● **Work required**
Write out the records below word for word, please.

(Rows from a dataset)
◆ ◆ ◆ ◆
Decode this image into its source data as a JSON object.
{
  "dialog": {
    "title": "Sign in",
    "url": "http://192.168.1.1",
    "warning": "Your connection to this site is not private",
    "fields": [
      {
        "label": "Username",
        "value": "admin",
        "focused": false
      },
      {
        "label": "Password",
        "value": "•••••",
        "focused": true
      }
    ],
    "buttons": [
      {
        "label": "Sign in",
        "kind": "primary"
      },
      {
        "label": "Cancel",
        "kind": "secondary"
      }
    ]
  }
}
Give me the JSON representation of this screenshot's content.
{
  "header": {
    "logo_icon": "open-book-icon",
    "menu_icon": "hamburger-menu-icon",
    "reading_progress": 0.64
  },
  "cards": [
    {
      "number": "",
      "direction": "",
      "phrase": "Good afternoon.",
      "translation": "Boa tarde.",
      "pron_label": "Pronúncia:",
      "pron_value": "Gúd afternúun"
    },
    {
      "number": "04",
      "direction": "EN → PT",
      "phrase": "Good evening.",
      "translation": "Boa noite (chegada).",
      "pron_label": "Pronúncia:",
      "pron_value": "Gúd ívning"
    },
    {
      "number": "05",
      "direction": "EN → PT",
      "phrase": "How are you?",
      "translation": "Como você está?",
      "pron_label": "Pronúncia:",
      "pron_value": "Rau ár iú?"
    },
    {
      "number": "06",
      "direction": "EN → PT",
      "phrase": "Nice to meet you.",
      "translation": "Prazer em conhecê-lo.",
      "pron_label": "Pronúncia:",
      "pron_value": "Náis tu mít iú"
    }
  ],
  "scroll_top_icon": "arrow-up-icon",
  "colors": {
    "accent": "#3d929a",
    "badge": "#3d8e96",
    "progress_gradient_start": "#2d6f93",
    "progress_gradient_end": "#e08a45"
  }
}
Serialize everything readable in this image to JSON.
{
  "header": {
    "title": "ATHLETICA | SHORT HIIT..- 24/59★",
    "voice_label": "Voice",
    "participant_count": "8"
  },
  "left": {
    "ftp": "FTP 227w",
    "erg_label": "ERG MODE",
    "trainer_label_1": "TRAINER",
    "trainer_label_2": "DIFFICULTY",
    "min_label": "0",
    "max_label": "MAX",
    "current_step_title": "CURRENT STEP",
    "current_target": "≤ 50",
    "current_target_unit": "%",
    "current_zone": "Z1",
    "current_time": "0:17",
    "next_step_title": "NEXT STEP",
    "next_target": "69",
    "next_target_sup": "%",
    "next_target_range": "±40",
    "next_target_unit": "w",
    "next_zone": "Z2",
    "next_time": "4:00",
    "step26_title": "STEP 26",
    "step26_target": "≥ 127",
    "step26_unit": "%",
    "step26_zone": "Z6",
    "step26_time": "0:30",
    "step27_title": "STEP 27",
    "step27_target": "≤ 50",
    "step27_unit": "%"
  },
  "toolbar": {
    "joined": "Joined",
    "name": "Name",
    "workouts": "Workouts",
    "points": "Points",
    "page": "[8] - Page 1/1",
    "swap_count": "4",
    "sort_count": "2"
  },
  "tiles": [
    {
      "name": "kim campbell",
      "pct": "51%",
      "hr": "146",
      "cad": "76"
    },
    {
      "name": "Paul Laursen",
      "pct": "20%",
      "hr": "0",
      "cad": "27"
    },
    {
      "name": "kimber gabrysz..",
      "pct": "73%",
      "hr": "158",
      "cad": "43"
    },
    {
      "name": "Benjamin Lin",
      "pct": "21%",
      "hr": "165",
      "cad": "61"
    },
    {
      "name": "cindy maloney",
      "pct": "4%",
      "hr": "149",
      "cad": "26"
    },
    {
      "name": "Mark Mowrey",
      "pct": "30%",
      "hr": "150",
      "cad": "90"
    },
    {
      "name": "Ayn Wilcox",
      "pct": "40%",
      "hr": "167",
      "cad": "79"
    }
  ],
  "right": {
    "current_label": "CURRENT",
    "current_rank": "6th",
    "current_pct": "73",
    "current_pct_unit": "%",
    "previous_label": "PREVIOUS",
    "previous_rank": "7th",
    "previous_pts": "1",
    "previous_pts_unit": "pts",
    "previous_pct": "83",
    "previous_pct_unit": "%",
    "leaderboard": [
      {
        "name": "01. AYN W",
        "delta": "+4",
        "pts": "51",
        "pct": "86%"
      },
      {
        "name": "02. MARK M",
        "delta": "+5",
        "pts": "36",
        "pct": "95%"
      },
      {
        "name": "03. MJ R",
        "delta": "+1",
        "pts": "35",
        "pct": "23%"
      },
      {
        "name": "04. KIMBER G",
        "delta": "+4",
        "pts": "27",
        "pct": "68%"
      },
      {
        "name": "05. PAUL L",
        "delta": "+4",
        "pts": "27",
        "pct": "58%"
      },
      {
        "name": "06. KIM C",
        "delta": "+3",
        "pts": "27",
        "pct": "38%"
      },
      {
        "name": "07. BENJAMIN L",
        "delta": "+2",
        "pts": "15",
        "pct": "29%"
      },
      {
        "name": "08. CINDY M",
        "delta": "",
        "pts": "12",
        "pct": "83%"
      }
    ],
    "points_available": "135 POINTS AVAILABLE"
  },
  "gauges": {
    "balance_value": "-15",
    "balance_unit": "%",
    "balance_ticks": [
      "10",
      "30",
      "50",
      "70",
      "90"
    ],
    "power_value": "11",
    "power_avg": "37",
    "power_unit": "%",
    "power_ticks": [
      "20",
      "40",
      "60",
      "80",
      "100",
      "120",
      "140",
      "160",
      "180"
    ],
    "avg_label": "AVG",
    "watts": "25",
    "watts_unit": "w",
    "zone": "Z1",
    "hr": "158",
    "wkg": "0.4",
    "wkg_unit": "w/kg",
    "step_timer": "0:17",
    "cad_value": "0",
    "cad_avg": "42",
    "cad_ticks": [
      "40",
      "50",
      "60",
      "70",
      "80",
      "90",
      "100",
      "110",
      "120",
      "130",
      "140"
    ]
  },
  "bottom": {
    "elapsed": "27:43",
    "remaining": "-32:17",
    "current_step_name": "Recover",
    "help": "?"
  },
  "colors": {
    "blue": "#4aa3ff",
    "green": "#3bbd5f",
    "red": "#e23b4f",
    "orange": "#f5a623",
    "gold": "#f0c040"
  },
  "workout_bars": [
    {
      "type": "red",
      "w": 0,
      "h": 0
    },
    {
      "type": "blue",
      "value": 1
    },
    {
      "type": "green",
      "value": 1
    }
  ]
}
◆ ◆ ◆ ◆
● **Result of this exercise**
Decode this image into its source data as a JSON object.
{
  "dialog": {
    "title": "Sign in",
    "url": "http://192.168.1.1",
    "warning": "Your connection to this site is not private",
    "fields": [
      {
        "label": "Username",
        "value": "admin",
        "focused": false
      },
      {
        "label": "Password",
        "value": "•••••",
        "focused": true
      }
    ],
    "buttons": [
      {
        "label": "Sign in",
        "kind": "primary"
      },
      {
        "label": "Cancel",
        "kind": "secondary"
      }
    ]
  }
}
Give me the JSON representation of this screenshot's content.
{
  "header": {
    "logo_icon": "open-book-icon",
    "menu_icon": "hamburger-menu-icon",
    "reading_progress": 0.64
  },
  "cards": [
    {
      "number": "",
      "direction": "",
      "phrase": "Good afternoon.",
      "translation": "Boa tarde.",
      "pron_label": "Pronúncia:",
      "pron_value": "Gúd afternúun"
    },
    {
      "number": "04",
      "direction": "EN → PT",
      "phrase": "Good evening.",
      "translation": "Boa noite (chegada).",
      "pron_label": "Pronúncia:",
      "pron_value": "Gúd ívning"
    },
    {
      "number": "05",
      "direction": "EN → PT",
      "phrase": "How are you?",
      "translation": "Como você está?",
      "pron_label": "Pronúncia:",
      "pron_value": "Rau ár iú?"
    },
    {
      "number": "06",
      "direction": "EN → PT",
      "phrase": "Nice to meet you.",
      "translation": "Prazer em conhecê-lo.",
      "pron_label": "Pronúncia:",
      "pron_value": "Náis tu mít iú"
    }
  ],
  "scroll_top_icon": "arrow-up-icon",
  "colors": {
    "accent": "#3d929a",
    "badge": "#3d8e96",
    "progress_gradient_start": "#2d6f93",
    "progress_gradient_end": "#e08a45"
  }
}
Serialize everything readable in this image to JSON.
{
  "header": {
    "title": "ATHLETICA | SHORT HIIT..- 24/59★",
    "voice_label": "Voice",
    "participant_count": "8"
  },
  "left": {
    "ftp": "FTP 227w",
    "erg_label": "ERG MODE",
    "trainer_label_1": "TRAINER",
    "trainer_label_2": "DIFFICULTY",
    "min_label": "0",
    "max_label": "MAX",
    "current_step_title": "CURRENT STEP",
    "current_target": "≤ 50",
    "current_target_unit": "%",
    "current_zone": "Z1",
    "current_time": "0:17",
    "next_step_title": "NEXT STEP",
    "next_target": "69",
    "next_target_sup": "%",
    "next_target_range": "±40",
    "next_target_unit": "w",
    "next_zone": "Z2",
    "next_time": "4:00",
    "step26_title": "STEP 26",
    "step26_target": "≥ 127",
    "step26_unit": "%",
    "step26_zone": "Z6",
    "step26_time": "0:30",
    "step27_title": "STEP 27",
    "step27_target": "≤ 50",
    "step27_unit": "%"
  },
  "toolbar": {
    "joined": "Joined",
    "name": "Name",
    "workouts": "Workouts",
    "points": "Points",
    "page": "[8] - Page 1/1",
    "swap_count": "4",
    "sort_count": "2"
  },
  "tiles": [
    {
      "name": "kim campbell",
      "pct": "51%",
      "hr": "146",
      "cad": "76"
    },
    {
      "name": "Paul Laursen",
      "pct": "20%",
      "hr": "0",
      "cad": "27"
    },
    {
      "name": "kimber gabrysz..",
      "pct": "73%",
      "hr": "158",
      "cad": "43"
    },
    {
      "name": "Benjamin Lin",
      "pct": "21%",
      "hr": "165",
      "cad": "61"
    },
    {
      "name": "cindy maloney",
      "pct": "4%",
      "hr": "149",
      "cad": "26"
    },
    {
      "name": "Mark Mowrey",
      "pct": "30%",
      "hr": "150",
      "cad": "90"
    },
    {
      "name": "Ayn Wilcox",
      "pct": "40%",
      "hr": "167",
      "cad": "79"
    }
  ],
  "right": {
    "current_label": "CURRENT",
    "current_rank": "6th",
    "current_pct": "73",
    "current_pct_unit": "%",
    "previous_label": "PREVIOUS",
    "previous_rank": "7th",
    "previous_pts": "1",
    "previous_pts_unit": "pts",
    "previous_pct": "83",
    "previous_pct_unit": "%",
    "leaderboard": [
      {
        "name": "01. AYN W",
        "delta": "+4",
        "pts": "51",
        "pct": "86%"
      },
      {
        "name": "02. MARK M",
        "delta": "+5",
        "pts": "36",
        "pct": "95%"
      },
      {
        "name": "03. MJ R",
        "delta": "+1",
        "pts": "35",
        "pct": "23%"
      },
      {
        "name": "04. KIMBER G",
        "delta": "+4",
        "pts": "27",
        "pct": "68%"
      },
      {
        "name": "05. PAUL L",
        "delta": "+4",
        "pts": "27",
        "pct": "58%"
      },
      {
        "name": "06. KIM C",
        "delta": "+3",
        "pts": "27",
        "pct": "38%"
      },
      {
        "name": "07. BENJAMIN L",
        "delta": "+2",
        "pts": "15",
        "pct": "29%"
      },
      {
        "name": "08. CINDY M",
        "delta": "",
        "pts": "12",
        "pct": "83%"
      }
    ],
    "points_available": "135 POINTS AVAILABLE"
  },
  "gauges": {
    "balance_value": "-15",
    "balance_unit": "%",
    "balance_ticks": [
      "10",
      "30",
      "50",
      "70",
      "90"
    ],
    "power_value": "11",
    "power_avg": "37",
    "power_unit": "%",
    "power_ticks": [
      "20",
      "40",
      "60",
      "80",
      "100",
      "120",
      "140",
      "160",
      "180"
    ],
    "avg_label": "AVG",
    "watts": "25",
    "watts_unit": "w",
    "zone": "Z1",
    "hr": "158",
    "wkg": "0.4",
    "wkg_unit": "w/kg",
    "step_timer": "0:17",
    "cad_value": "0",
    "cad_avg": "42",
    "cad_ticks": [
      "40",
      "50",
      "60",
      "70",
      "80",
      "90",
      "100",
      "110",
      "120",
      "130",
      "140"
    ]
  },
  "bottom": {
    "elapsed": "27:43",
    "remaining": "-32:17",
    "current_step_name": "Recover",
    "help": "?"
  },
  "colors": {
    "blue": "#4aa3ff",
    "green": "#3bbd5f",
    "red": "#e23b4f",
    "orange": "#f5a623",
    "gold": "#f0c040"
  },
  "workout_bars": [
    {
      "type": "red",
      "w": 0,
      "h": 0
    },
    {
      "type": "blue",
      "value": 1
    },
    {
      "type": "green",
      "value": 1
    }
  ]
}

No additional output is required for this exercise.